Data records
⟨
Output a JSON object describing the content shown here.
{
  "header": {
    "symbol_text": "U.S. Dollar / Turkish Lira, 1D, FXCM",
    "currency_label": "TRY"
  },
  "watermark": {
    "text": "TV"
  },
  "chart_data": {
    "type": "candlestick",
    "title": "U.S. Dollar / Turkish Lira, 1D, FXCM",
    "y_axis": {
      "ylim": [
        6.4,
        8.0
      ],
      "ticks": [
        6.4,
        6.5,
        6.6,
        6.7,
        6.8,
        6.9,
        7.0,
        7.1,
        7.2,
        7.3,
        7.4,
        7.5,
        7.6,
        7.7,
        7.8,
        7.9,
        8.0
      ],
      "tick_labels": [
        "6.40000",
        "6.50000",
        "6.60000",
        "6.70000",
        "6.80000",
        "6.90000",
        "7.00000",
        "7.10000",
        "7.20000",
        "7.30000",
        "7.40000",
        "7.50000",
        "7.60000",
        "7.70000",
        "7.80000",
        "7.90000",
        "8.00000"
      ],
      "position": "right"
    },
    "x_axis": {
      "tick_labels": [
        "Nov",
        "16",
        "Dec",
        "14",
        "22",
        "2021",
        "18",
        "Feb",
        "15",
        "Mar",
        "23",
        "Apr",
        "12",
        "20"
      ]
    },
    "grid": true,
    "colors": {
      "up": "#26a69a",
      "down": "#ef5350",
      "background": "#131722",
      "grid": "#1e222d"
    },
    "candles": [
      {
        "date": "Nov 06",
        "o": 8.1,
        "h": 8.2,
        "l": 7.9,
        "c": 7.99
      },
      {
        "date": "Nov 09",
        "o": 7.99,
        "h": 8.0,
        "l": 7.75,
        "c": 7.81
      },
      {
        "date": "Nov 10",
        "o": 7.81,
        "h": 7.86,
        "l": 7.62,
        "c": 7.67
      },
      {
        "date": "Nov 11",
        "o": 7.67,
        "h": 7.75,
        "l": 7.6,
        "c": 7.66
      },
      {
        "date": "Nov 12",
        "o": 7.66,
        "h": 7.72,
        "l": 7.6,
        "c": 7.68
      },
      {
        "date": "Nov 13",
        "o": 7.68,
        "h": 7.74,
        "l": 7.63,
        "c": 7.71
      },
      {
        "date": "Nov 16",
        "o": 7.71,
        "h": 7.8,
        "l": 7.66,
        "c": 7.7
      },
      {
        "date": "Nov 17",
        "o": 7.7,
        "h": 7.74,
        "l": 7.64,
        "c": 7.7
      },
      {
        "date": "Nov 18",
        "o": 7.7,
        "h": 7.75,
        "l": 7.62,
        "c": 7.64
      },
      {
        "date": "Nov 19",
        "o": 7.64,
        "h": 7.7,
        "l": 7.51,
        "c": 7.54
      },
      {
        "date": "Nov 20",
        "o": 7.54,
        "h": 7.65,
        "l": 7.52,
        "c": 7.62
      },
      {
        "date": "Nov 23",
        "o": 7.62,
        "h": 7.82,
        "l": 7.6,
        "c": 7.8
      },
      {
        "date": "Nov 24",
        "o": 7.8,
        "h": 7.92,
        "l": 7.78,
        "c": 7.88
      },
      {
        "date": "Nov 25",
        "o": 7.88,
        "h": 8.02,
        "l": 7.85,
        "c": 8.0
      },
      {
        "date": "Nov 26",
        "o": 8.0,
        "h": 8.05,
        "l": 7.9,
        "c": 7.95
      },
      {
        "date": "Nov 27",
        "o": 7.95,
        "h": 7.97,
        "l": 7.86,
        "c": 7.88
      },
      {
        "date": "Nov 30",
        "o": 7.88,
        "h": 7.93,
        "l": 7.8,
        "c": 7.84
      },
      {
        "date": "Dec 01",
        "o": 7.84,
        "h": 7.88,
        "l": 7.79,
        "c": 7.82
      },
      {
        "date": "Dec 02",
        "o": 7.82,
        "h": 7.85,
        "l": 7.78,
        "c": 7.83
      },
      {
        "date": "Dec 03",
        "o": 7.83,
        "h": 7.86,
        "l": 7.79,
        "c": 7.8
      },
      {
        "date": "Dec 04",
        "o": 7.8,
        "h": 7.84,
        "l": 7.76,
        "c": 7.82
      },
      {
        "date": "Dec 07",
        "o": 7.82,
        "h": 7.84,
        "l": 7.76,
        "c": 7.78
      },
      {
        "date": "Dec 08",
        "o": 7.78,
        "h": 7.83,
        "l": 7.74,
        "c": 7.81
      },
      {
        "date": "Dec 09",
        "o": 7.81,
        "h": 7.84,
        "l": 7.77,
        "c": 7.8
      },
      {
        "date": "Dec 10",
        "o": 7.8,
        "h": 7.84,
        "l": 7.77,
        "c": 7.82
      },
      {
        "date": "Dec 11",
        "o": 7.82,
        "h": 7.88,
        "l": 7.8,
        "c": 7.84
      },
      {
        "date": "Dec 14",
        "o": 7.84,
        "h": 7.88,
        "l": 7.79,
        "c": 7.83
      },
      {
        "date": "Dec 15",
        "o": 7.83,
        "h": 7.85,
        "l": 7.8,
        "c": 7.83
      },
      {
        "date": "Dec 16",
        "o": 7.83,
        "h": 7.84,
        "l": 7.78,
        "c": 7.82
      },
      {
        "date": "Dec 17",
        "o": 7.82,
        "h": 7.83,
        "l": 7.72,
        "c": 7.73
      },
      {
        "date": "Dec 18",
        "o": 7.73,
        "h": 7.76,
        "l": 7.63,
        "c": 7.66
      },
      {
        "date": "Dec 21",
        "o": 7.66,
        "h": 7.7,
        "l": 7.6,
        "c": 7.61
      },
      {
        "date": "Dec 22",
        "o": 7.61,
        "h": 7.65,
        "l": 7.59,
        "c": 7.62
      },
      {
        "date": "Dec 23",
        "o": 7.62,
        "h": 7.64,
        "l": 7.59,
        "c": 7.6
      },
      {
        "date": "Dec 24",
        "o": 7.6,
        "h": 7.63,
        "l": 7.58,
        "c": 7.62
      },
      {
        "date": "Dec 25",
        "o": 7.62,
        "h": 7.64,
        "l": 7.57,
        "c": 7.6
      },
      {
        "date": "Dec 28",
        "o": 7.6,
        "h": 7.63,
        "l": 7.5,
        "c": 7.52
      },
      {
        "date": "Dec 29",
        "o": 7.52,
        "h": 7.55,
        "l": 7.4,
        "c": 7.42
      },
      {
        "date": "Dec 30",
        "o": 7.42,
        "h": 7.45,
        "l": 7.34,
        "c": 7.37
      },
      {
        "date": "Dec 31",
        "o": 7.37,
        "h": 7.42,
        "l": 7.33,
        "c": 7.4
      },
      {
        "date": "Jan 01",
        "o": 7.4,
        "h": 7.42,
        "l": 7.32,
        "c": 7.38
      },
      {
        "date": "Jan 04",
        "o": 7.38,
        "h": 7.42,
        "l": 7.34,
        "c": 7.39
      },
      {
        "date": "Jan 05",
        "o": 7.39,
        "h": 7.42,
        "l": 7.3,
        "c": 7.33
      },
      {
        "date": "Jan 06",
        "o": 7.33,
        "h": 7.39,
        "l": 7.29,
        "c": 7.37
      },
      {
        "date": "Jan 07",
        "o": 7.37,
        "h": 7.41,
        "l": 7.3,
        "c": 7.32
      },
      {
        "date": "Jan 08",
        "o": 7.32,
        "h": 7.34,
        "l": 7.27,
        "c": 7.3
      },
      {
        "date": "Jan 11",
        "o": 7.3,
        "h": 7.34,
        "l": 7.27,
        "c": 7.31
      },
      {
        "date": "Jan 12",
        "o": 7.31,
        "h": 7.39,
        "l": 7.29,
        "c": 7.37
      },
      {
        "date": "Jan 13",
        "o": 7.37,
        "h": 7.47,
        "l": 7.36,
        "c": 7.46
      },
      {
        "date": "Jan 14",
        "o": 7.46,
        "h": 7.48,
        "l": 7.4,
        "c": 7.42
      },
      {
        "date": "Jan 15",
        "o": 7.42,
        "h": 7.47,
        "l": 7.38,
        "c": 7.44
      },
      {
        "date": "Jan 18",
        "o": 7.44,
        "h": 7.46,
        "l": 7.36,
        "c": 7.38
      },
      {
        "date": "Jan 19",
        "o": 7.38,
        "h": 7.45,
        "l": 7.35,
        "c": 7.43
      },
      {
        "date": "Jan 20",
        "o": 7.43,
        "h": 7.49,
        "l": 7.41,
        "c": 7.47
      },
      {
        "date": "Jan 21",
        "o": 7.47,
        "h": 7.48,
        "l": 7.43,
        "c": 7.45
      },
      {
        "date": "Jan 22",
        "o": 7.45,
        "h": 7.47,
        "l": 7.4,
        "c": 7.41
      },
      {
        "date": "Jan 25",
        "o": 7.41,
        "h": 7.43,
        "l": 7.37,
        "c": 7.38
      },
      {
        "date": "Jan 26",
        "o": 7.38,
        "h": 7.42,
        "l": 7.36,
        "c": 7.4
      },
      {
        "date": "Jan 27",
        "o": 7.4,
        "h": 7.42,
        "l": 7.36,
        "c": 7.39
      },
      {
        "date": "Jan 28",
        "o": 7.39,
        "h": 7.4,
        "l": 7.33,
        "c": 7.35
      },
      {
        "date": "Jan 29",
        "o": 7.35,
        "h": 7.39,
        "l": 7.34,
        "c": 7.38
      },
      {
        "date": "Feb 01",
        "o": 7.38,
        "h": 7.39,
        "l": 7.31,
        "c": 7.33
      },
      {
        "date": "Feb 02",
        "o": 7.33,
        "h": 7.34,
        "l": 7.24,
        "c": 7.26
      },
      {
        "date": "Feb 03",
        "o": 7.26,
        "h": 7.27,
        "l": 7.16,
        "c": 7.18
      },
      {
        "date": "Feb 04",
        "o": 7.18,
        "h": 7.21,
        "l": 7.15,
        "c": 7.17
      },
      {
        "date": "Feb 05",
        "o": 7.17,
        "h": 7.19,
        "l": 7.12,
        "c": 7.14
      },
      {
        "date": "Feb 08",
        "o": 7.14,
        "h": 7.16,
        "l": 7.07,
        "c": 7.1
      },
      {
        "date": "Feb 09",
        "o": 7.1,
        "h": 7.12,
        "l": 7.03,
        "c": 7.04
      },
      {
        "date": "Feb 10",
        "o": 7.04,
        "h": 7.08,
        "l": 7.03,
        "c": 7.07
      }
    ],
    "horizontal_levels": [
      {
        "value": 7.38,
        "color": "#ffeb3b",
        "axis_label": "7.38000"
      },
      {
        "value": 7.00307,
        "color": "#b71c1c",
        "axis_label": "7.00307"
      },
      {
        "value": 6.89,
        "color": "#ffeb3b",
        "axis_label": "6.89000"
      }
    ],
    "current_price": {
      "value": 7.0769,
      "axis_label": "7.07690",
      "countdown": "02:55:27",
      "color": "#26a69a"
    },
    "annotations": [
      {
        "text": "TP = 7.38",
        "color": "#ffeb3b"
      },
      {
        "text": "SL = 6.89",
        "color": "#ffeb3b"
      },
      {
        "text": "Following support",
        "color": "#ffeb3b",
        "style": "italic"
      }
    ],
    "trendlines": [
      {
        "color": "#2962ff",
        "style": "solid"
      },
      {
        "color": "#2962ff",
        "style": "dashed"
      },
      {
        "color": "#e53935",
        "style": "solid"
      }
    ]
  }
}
⟩
## WORK REQUIRED
In the records, locate each line holding the string "style" and copy it.

## SOLUTION BELOW
        "style": "italic"
        "style": "solid"
        "style": "dashed"
        "style": "solid"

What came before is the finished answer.